(Dataset records)
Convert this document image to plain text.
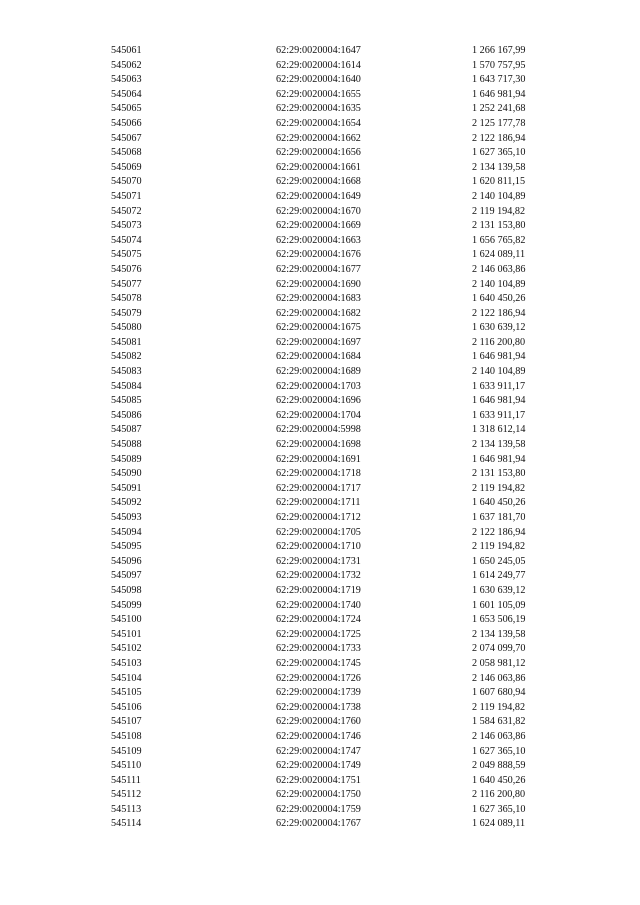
545061	62:29:0020004:1647	1 266 167,99
545062	62:29:0020004:1614	1 570 757,95
545063	62:29:0020004:1640	1 643 717,30
545064	62:29:0020004:1655	1 646 981,94
545065	62:29:0020004:1635	1 252 241,68
545066	62:29:0020004:1654	2 125 177,78
545067	62:29:0020004:1662	2 122 186,94
545068	62:29:0020004:1656	1 627 365,10
545069	62:29:0020004:1661	2 134 139,58
545070	62:29:0020004:1668	1 620 811,15
545071	62:29:0020004:1649	2 140 104,89
545072	62:29:0020004:1670	2 119 194,82
545073	62:29:0020004:1669	2 131 153,80
545074	62:29:0020004:1663	1 656 765,82
545075	62:29:0020004:1676	1 624 089,11
545076	62:29:0020004:1677	2 146 063,86
545077	62:29:0020004:1690	2 140 104,89
545078	62:29:0020004:1683	1 640 450,26
545079	62:29:0020004:1682	2 122 186,94
545080	62:29:0020004:1675	1 630 639,12
545081	62:29:0020004:1697	2 116 200,80
545082	62:29:0020004:1684	1 646 981,94
545083	62:29:0020004:1689	2 140 104,89
545084	62:29:0020004:1703	1 633 911,17
545085	62:29:0020004:1696	1 646 981,94
545086	62:29:0020004:1704	1 633 911,17
545087	62:29:0020004:5998	1 318 612,14
545088	62:29:0020004:1698	2 134 139,58
545089	62:29:0020004:1691	1 646 981,94
545090	62:29:0020004:1718	2 131 153,80
545091	62:29:0020004:1717	2 119 194,82
545092	62:29:0020004:1711	1 640 450,26
545093	62:29:0020004:1712	1 637 181,70
545094	62:29:0020004:1705	2 122 186,94
545095	62:29:0020004:1710	2 119 194,82
545096	62:29:0020004:1731	1 650 245,05
545097	62:29:0020004:1732	1 614 249,77
545098	62:29:0020004:1719	1 630 639,12
545099	62:29:0020004:1740	1 601 105,09
545100	62:29:0020004:1724	1 653 506,19
545101	62:29:0020004:1725	2 134 139,58
545102	62:29:0020004:1733	2 074 099,70
545103	62:29:0020004:1745	2 058 981,12
545104	62:29:0020004:1726	2 146 063,86
545105	62:29:0020004:1739	1 607 680,94
545106	62:29:0020004:1738	2 119 194,82
545107	62:29:0020004:1760	1 584 631,82
545108	62:29:0020004:1746	2 146 063,86
545109	62:29:0020004:1747	1 627 365,10
545110	62:29:0020004:1749	2 049 888,59
545111	62:29:0020004:1751	1 640 450,26
545112	62:29:0020004:1750	2 116 200,80
545113	62:29:0020004:1759	1 627 365,10
545114	62:29:0020004:1767	1 624 089,11
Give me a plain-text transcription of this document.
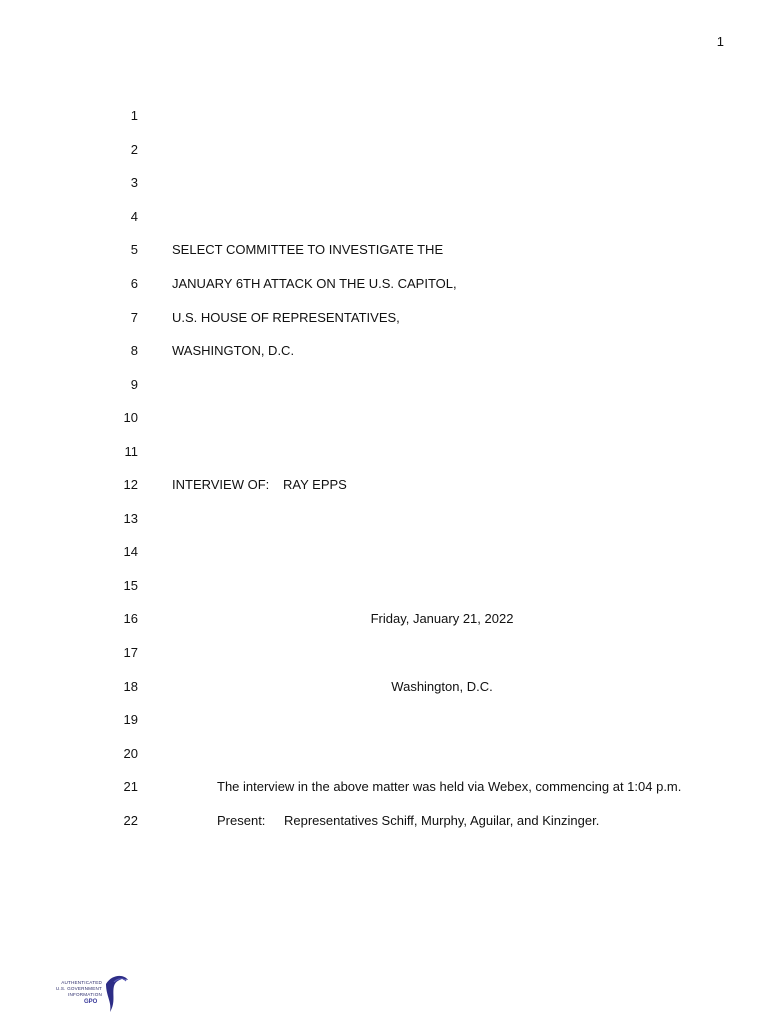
1
1
2
3
4
5
6
7
8
9
10
11
12
13
14
15
16
17
18
19
20
21
22
SELECT COMMITTEE TO INVESTIGATE THE
JANUARY 6TH ATTACK ON THE U.S. CAPITOL,
U.S. HOUSE OF REPRESENTATIVES,
WASHINGTON, D.C.
INTERVIEW OF: RAY EPPS
Friday, January 21, 2022
Washington, D.C.
The interview in the above matter was held via Webex, commencing at 1:04 p.m.
Present: Representatives Schiff, Murphy, Aguilar, and Kinzinger.
AUTHENTICATED
U.S. GOVERNMENT
INFORMATION
GPO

# [Written instruction]
Copy, from the material, each line that holds the string "plain".

# [Complete response]
Convert this document image to plain text.
Give me a plain-text transcription of this document.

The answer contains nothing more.